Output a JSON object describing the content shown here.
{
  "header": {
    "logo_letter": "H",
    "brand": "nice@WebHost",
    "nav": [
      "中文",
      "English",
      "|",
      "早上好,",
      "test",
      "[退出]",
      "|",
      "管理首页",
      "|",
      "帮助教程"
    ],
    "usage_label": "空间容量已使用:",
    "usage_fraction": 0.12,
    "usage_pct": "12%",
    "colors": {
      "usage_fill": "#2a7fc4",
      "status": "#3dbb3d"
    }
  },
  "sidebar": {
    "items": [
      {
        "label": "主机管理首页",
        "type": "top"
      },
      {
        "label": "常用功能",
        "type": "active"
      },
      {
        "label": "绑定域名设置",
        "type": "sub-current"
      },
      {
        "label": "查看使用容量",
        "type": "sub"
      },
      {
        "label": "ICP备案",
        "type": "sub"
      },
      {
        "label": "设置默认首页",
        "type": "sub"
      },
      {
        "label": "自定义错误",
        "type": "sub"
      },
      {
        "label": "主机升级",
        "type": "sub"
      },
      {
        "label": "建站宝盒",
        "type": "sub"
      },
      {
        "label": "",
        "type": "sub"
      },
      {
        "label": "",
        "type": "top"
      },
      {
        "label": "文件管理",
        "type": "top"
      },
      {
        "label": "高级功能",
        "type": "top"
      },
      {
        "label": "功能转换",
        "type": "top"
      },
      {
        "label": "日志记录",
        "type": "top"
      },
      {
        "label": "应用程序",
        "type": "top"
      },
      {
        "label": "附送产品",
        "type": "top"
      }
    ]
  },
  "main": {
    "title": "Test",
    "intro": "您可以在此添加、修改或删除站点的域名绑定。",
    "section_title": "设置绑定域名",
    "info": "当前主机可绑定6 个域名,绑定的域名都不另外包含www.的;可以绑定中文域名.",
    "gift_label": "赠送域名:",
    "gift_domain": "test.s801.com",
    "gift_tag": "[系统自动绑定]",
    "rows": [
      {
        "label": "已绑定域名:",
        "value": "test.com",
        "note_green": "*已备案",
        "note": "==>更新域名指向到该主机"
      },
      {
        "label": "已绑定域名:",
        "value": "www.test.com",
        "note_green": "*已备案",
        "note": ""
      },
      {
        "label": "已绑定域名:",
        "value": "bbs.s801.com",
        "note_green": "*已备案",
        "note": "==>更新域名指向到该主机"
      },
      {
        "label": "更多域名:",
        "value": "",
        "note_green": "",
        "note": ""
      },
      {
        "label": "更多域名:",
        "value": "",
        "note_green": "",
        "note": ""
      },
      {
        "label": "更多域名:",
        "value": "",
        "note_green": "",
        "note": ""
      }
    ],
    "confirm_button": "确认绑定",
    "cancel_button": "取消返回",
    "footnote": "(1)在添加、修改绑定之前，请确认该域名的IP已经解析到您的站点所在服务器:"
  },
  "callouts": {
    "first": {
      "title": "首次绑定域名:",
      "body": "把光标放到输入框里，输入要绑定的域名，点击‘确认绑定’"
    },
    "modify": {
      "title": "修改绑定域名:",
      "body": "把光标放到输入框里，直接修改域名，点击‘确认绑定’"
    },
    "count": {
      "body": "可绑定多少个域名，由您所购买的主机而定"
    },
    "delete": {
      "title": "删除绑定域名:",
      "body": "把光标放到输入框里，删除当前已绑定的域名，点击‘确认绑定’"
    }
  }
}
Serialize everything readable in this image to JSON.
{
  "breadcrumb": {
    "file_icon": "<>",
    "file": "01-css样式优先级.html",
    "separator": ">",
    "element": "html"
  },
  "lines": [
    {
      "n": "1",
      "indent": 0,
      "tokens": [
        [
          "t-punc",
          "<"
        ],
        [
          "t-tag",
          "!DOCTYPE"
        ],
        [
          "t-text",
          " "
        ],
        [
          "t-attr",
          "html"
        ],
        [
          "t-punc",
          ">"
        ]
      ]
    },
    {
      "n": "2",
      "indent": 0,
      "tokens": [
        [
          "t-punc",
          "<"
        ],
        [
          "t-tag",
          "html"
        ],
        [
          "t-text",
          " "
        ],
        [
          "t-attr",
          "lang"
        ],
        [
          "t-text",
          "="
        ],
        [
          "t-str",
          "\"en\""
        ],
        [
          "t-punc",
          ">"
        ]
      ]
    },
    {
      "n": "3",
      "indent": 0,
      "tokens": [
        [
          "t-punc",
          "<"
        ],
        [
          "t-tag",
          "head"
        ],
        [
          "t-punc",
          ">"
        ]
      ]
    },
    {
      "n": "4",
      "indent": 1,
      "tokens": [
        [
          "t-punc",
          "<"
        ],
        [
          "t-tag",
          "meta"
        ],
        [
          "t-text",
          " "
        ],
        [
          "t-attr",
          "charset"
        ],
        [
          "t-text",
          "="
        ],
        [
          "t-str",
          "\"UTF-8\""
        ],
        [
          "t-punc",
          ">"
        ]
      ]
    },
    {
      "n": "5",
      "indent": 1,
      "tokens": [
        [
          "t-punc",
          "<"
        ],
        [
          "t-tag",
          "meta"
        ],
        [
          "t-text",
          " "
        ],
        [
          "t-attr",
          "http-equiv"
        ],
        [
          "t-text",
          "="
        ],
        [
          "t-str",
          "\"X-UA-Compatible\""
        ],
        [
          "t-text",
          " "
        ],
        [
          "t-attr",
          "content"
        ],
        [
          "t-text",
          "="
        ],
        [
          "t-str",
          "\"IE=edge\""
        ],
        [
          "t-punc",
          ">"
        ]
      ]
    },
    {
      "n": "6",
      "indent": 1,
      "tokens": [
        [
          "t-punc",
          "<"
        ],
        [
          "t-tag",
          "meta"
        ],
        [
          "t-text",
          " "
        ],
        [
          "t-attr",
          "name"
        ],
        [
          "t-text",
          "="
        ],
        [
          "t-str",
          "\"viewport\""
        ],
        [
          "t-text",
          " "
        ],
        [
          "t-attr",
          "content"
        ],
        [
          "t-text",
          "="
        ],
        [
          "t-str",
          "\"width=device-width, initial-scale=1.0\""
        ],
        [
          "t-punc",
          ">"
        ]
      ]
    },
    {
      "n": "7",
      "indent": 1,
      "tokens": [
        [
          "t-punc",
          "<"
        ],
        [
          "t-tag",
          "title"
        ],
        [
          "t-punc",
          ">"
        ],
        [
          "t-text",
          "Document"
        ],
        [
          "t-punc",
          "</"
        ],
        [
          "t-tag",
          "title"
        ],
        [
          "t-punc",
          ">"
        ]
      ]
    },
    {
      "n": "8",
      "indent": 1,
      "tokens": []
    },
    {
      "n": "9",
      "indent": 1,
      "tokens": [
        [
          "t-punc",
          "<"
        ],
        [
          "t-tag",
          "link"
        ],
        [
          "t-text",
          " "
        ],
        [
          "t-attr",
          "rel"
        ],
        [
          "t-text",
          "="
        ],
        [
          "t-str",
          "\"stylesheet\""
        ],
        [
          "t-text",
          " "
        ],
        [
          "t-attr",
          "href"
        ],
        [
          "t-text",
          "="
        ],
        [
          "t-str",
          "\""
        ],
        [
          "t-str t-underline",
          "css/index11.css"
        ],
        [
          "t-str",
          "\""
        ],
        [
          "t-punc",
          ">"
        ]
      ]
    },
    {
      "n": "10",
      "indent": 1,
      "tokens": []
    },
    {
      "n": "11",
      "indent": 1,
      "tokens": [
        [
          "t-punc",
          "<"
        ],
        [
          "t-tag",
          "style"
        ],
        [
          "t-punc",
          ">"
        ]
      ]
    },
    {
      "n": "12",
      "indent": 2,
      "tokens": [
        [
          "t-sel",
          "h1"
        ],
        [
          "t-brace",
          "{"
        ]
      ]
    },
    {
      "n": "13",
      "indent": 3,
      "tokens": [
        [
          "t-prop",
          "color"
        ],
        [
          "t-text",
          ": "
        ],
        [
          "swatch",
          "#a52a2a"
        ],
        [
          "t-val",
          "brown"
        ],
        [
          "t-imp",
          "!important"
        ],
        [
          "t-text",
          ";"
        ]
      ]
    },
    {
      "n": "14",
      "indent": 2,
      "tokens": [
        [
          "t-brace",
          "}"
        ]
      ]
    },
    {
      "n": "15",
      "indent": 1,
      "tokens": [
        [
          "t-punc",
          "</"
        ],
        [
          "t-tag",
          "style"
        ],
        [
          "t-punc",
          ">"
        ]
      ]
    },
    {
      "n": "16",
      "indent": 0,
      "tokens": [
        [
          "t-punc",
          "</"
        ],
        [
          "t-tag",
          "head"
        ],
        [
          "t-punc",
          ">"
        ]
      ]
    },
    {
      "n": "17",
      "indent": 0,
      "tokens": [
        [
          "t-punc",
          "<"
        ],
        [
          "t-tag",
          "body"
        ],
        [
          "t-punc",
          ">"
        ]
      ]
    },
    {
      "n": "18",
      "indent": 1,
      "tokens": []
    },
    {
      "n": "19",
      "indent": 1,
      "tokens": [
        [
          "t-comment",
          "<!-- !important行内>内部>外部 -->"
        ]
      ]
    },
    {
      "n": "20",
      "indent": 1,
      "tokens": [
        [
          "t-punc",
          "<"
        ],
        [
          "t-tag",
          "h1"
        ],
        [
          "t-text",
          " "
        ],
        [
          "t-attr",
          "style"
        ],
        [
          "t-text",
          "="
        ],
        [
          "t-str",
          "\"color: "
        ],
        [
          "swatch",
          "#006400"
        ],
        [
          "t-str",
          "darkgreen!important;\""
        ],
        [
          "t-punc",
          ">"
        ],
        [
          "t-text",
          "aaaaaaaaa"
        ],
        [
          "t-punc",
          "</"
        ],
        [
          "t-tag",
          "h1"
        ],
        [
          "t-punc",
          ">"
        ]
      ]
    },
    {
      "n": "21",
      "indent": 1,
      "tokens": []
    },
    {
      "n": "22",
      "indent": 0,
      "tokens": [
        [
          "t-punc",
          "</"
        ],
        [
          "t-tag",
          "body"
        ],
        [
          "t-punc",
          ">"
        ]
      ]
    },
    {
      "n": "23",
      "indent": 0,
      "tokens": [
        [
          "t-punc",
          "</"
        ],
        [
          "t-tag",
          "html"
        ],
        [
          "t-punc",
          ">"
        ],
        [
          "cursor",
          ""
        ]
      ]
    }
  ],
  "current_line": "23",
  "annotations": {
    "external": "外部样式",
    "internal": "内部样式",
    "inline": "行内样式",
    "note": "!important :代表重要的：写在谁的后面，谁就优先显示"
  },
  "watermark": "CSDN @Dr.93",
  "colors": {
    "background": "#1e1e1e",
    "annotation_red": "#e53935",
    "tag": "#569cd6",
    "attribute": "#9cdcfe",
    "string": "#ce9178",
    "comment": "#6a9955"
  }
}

┄┄┄┄┄┄┄┄┄┄┄┄┄┄┄┄┄┄┄┄

**Your task**
Check each line of the records for the string "body" and state how many lines contain it. Give only the number.

**Solution**
6